THE INPUT
start

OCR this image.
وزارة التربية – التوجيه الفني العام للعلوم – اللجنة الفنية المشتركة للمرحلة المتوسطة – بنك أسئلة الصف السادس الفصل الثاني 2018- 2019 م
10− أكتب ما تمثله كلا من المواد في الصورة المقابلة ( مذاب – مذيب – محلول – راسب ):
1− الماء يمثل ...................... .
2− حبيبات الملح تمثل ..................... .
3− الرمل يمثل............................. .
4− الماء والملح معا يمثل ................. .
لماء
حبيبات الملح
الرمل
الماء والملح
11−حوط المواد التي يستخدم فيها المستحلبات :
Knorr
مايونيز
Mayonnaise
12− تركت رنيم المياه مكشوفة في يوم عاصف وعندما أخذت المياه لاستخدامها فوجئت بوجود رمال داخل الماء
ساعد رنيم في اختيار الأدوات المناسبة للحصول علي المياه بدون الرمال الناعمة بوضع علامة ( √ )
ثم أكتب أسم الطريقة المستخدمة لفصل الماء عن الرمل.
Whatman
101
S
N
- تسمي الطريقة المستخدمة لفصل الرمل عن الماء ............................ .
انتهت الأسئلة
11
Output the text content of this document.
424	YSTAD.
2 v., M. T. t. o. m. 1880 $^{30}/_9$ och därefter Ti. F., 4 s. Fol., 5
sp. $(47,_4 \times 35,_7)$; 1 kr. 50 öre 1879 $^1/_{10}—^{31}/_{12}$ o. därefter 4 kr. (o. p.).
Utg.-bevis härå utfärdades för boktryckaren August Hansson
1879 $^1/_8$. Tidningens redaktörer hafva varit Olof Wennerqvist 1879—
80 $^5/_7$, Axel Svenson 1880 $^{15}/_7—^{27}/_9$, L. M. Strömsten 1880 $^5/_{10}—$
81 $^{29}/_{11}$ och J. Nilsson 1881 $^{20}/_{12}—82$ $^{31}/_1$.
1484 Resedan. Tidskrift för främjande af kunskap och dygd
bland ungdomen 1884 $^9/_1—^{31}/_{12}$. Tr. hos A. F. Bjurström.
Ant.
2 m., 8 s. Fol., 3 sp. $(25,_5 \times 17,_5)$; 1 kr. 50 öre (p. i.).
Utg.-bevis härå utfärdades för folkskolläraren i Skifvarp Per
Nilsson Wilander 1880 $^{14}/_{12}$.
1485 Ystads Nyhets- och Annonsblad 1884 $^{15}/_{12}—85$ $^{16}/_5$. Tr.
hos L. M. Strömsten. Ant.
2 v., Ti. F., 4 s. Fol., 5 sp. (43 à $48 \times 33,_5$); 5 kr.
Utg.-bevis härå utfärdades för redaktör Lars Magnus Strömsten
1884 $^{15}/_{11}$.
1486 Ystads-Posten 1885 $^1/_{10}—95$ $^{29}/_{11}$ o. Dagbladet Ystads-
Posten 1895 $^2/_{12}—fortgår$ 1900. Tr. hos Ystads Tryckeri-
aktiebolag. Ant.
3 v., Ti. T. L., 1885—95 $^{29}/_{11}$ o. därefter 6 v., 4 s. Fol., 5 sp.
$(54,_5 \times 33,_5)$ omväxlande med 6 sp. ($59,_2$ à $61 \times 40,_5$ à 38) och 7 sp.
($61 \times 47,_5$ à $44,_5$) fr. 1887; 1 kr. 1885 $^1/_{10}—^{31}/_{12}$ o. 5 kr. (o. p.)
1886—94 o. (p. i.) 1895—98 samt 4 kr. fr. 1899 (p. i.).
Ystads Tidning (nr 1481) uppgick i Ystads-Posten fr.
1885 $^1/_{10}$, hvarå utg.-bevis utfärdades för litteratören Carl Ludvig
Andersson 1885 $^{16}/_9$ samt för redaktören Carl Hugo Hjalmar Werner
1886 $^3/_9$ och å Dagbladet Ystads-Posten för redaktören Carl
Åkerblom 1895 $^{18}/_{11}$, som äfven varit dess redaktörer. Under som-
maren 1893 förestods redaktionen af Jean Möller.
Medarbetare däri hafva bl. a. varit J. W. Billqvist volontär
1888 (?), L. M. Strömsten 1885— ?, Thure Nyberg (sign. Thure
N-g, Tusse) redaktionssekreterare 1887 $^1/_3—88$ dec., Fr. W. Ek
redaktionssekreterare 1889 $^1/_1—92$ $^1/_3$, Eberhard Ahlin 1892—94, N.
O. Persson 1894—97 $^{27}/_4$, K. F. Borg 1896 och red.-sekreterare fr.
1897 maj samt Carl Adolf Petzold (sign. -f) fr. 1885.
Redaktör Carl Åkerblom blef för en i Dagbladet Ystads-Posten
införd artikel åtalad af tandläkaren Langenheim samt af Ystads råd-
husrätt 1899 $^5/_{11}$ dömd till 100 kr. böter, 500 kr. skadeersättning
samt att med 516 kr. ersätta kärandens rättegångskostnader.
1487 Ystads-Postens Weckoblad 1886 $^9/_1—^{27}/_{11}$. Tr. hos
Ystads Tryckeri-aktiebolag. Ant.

end

Out of the records, collect only those lines that contain the string "Nilsson".

WRITTEN SOLUTION
81 $^{29}/_{11}$ och J. Nilsson 1881 $^{20}/_{12}—82$ $^{31}/_1$.
Nilsson Wilander 1880 $^{14}/_{12}$.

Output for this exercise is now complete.